WHAT THE EXERCISE ASKS
Which lines hold the word "Daily"? Copy each one.

ENTRIES SUPPLIED
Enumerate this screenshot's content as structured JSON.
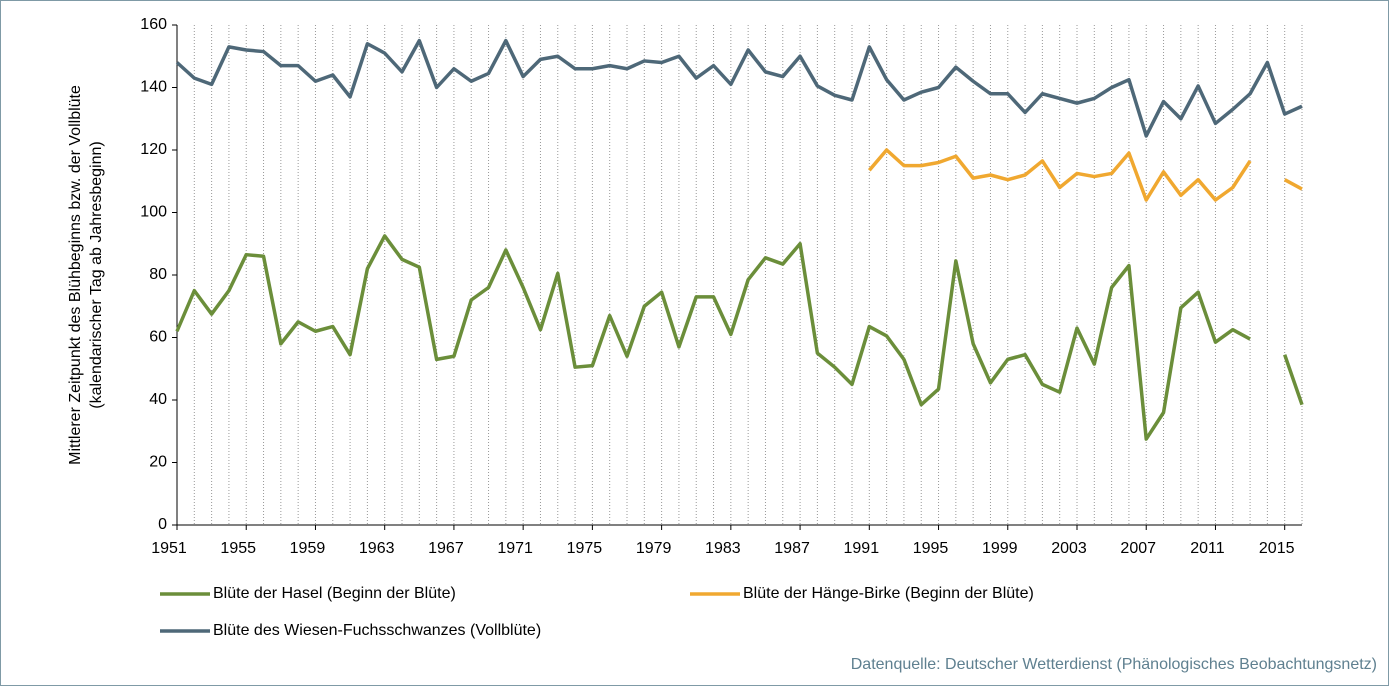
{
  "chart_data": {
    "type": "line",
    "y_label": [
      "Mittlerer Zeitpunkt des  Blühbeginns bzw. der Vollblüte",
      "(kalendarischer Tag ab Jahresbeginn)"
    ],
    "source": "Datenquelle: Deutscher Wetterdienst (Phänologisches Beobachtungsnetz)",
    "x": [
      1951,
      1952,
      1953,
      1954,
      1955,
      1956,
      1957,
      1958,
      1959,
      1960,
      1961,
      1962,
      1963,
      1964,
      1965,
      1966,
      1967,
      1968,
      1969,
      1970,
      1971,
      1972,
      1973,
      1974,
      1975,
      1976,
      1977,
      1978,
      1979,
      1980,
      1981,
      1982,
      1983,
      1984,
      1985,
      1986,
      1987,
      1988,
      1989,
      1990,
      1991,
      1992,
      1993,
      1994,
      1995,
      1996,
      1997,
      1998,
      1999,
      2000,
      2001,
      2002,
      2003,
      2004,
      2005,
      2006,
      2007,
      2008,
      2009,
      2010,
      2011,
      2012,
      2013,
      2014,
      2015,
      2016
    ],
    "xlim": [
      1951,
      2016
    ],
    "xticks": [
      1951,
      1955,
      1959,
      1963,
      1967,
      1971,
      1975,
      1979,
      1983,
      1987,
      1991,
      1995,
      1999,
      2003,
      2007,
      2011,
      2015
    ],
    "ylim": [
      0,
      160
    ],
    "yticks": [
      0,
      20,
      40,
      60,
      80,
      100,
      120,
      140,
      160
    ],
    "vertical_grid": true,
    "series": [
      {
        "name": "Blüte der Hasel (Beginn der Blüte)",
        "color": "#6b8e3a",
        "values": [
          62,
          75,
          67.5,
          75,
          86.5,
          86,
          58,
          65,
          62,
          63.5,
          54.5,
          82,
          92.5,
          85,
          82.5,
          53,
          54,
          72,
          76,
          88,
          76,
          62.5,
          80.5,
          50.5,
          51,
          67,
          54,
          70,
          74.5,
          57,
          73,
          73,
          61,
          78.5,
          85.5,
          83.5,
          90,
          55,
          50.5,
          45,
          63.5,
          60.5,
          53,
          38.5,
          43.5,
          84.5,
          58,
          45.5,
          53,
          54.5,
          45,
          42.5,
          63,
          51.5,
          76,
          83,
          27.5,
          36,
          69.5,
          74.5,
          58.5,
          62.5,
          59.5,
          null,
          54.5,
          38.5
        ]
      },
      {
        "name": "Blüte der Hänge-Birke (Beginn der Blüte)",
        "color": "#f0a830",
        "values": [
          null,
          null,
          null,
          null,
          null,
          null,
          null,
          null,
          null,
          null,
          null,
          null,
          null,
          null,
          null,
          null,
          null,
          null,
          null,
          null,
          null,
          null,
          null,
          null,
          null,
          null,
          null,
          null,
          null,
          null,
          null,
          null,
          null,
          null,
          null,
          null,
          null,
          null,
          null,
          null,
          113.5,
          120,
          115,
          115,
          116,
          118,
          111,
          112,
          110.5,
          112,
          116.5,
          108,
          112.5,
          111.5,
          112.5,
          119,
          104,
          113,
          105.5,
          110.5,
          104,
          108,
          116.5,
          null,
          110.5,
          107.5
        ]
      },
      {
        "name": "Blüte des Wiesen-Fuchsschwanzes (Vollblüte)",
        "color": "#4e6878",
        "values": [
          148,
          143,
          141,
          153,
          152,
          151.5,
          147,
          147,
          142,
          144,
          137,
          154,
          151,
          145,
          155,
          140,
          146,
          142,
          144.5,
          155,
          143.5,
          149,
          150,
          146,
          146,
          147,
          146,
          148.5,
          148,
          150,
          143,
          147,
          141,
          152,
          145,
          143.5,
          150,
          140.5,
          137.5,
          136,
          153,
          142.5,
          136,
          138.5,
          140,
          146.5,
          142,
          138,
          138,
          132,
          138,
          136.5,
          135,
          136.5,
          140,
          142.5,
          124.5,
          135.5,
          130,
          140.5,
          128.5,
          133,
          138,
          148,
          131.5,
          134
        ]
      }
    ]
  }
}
* * *
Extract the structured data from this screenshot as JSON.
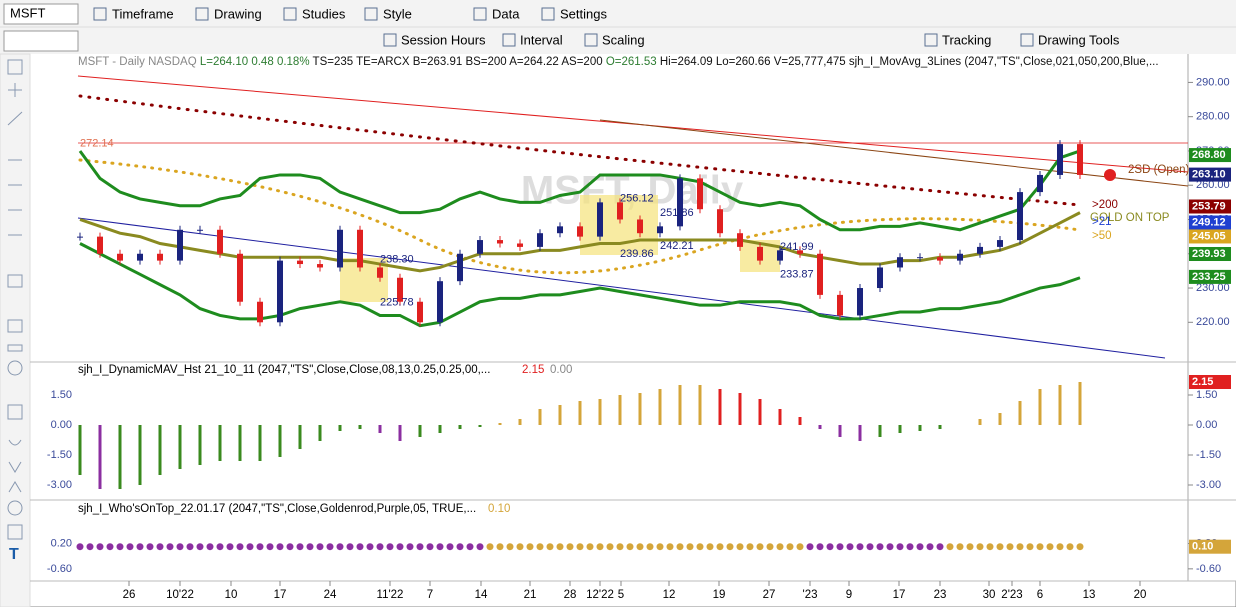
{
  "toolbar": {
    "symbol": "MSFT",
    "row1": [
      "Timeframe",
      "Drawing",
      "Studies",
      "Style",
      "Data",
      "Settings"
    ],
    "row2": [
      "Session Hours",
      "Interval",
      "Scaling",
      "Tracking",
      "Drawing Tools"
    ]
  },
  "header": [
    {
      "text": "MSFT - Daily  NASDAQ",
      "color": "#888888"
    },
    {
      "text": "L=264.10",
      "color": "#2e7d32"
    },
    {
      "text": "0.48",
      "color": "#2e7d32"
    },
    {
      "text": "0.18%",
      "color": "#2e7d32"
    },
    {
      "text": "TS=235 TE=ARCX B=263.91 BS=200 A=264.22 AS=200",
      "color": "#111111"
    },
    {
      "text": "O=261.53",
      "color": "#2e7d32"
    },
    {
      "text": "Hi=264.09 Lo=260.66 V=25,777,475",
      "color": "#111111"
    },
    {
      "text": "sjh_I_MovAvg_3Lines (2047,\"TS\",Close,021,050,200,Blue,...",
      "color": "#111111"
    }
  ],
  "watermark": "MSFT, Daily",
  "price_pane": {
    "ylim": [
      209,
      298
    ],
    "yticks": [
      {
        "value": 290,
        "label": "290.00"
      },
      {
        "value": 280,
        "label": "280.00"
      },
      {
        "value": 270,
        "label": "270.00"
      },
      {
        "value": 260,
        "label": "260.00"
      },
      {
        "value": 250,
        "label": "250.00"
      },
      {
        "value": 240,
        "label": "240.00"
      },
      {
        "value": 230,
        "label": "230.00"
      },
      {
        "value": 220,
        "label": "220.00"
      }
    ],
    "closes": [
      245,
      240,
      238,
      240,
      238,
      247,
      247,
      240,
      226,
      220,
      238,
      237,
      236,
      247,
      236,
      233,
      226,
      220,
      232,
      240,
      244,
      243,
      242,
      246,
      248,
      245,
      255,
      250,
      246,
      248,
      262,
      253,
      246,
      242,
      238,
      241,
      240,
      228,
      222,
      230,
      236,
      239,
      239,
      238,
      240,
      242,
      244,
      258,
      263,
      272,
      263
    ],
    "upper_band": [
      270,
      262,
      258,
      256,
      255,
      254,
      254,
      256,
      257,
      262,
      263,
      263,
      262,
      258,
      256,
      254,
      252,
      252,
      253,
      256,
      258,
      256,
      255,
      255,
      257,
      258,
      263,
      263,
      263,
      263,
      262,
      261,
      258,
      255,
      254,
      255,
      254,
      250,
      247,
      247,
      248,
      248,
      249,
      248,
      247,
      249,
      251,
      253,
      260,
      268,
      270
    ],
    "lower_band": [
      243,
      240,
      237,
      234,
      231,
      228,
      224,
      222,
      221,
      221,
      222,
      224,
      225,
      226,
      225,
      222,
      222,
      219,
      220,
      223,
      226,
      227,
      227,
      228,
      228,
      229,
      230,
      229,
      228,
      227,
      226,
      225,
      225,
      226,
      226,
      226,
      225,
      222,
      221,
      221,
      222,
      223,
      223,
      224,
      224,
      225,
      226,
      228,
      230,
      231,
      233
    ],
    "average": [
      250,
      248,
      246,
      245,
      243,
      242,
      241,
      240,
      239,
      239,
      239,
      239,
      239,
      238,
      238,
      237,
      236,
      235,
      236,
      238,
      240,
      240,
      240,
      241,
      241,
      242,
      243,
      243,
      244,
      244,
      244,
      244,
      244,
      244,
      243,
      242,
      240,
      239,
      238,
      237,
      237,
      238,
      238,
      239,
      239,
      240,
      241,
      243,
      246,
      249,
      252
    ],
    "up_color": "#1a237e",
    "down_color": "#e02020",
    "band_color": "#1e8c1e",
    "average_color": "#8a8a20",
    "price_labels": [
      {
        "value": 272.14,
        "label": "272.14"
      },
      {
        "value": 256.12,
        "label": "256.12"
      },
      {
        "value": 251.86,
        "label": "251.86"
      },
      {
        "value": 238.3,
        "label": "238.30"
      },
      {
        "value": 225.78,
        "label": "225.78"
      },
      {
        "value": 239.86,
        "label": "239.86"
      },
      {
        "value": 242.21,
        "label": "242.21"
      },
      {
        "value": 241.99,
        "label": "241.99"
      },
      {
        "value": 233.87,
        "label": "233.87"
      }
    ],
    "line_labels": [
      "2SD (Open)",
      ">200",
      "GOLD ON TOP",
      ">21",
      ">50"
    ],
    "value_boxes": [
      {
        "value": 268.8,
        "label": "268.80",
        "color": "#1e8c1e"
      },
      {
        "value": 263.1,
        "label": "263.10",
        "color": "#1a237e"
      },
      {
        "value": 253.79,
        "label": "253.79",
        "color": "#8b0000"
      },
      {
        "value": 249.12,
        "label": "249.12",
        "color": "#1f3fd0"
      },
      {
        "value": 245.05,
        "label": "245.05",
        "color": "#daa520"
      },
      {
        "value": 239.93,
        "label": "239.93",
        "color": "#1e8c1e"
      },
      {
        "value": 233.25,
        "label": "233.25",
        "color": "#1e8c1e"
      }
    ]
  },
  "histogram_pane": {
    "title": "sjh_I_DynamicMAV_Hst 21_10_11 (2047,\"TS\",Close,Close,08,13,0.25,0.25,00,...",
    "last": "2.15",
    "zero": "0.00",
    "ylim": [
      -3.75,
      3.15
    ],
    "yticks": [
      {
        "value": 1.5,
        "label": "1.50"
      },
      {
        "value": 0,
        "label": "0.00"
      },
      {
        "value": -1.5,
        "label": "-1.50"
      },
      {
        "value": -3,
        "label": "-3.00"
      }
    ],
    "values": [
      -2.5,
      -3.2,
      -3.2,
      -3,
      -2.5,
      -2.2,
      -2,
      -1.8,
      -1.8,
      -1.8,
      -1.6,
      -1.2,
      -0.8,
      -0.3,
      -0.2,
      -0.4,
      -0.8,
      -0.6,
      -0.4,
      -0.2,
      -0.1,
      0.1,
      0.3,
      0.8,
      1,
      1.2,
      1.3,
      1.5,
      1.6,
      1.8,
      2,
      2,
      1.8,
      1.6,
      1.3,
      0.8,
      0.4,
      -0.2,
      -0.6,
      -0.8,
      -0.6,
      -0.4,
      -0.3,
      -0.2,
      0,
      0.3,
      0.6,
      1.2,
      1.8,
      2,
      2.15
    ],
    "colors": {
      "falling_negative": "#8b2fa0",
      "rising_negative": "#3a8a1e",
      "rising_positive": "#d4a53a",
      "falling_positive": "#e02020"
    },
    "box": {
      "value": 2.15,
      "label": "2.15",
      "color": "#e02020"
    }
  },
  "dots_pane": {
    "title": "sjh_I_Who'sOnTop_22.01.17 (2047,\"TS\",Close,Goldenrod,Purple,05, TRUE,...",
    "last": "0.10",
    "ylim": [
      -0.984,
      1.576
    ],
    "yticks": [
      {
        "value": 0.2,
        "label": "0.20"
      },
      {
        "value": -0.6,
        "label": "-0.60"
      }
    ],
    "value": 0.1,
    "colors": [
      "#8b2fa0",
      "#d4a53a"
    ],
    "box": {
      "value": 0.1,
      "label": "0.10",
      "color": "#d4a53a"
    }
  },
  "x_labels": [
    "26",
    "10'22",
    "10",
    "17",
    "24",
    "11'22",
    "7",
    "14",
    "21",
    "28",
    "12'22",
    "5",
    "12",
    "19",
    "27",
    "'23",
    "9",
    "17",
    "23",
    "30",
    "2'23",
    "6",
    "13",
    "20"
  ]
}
==
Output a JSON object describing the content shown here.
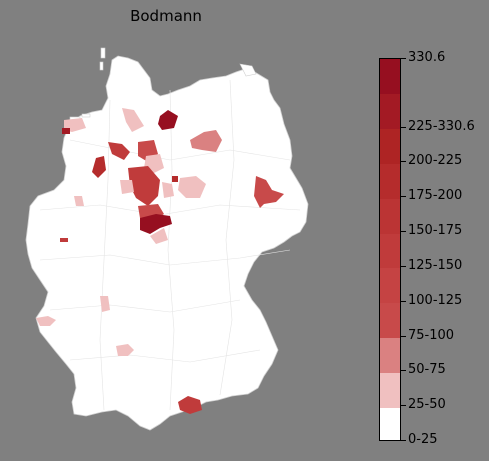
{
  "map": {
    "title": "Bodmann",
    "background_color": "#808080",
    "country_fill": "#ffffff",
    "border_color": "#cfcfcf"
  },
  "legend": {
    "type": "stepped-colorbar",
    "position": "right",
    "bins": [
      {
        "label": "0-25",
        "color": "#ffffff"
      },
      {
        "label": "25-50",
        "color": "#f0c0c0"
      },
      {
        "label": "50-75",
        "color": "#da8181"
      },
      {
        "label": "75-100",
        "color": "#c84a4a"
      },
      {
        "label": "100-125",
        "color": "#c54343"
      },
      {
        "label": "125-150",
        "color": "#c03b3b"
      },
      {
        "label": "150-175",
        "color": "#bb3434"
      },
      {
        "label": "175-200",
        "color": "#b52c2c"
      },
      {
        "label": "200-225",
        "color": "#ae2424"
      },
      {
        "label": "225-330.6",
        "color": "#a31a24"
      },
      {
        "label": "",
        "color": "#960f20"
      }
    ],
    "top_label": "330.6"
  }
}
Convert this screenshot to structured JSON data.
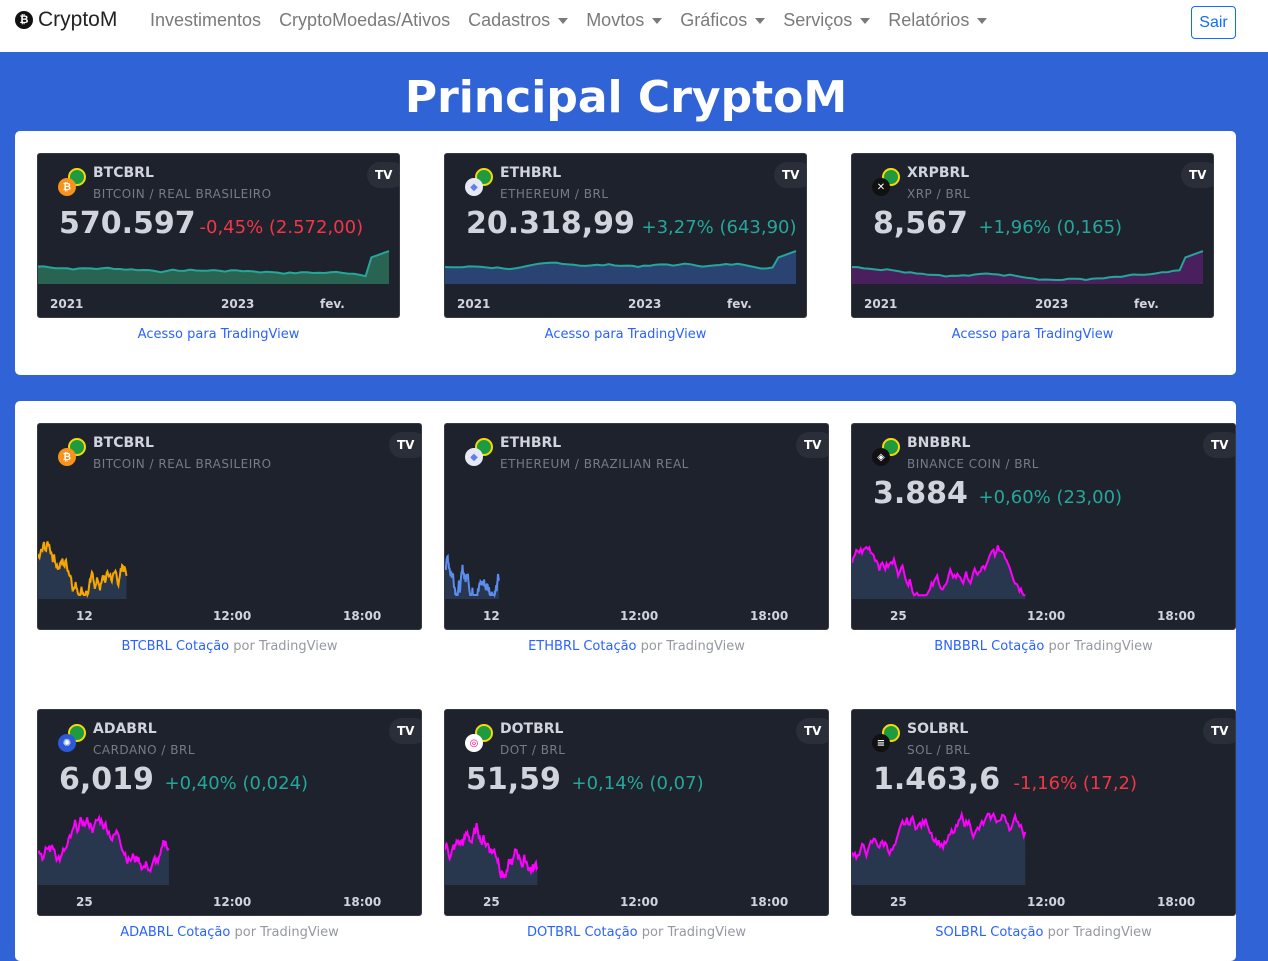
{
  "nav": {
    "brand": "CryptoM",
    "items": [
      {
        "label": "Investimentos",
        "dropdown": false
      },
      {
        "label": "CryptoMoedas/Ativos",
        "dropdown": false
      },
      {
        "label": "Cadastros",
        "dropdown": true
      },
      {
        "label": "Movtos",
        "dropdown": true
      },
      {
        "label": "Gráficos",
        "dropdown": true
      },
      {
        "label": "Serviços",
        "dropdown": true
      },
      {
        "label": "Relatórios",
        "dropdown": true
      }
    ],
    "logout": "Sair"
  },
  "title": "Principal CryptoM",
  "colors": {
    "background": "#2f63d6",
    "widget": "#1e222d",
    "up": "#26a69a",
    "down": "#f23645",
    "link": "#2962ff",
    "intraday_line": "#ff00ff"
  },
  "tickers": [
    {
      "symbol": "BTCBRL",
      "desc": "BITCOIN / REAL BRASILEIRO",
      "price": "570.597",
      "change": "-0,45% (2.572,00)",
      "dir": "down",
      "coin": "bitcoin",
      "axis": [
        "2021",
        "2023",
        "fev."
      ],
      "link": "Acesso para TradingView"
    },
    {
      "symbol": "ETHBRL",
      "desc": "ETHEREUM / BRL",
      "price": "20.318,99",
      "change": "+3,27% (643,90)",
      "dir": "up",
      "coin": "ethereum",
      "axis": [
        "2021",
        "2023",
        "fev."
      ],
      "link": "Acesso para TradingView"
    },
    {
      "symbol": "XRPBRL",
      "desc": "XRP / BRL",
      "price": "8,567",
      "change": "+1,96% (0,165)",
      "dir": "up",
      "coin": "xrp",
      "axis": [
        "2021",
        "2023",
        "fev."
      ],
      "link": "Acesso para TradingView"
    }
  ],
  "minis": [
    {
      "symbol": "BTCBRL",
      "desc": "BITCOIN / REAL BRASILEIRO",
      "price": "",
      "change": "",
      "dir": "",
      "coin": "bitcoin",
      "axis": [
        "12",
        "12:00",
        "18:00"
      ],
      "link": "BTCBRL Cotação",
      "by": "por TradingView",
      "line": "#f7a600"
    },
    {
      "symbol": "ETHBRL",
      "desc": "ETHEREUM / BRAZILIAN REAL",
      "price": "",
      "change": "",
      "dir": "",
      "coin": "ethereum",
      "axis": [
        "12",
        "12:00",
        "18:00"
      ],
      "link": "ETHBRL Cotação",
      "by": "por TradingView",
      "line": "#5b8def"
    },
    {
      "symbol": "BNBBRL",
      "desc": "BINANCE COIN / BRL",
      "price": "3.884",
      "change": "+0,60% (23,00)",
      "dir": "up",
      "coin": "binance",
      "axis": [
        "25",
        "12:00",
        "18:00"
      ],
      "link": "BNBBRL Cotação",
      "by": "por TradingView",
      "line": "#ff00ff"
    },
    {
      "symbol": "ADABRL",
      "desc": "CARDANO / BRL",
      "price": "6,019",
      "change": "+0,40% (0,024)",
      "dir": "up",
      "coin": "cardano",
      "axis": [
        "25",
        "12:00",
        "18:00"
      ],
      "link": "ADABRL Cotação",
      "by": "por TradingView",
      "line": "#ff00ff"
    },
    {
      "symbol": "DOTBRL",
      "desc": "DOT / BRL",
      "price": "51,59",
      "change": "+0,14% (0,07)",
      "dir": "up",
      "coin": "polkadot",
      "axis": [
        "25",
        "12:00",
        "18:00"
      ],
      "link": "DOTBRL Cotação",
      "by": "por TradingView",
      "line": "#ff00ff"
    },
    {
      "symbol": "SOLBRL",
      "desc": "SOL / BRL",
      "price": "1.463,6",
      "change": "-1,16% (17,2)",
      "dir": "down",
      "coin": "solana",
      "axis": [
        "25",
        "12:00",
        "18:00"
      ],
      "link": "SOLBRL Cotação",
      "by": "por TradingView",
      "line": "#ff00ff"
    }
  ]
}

RESULT OF THE EXERCISE
      "text": "MSFT - Daily  NASDAQ",
  "watermark": "MSFT, Daily",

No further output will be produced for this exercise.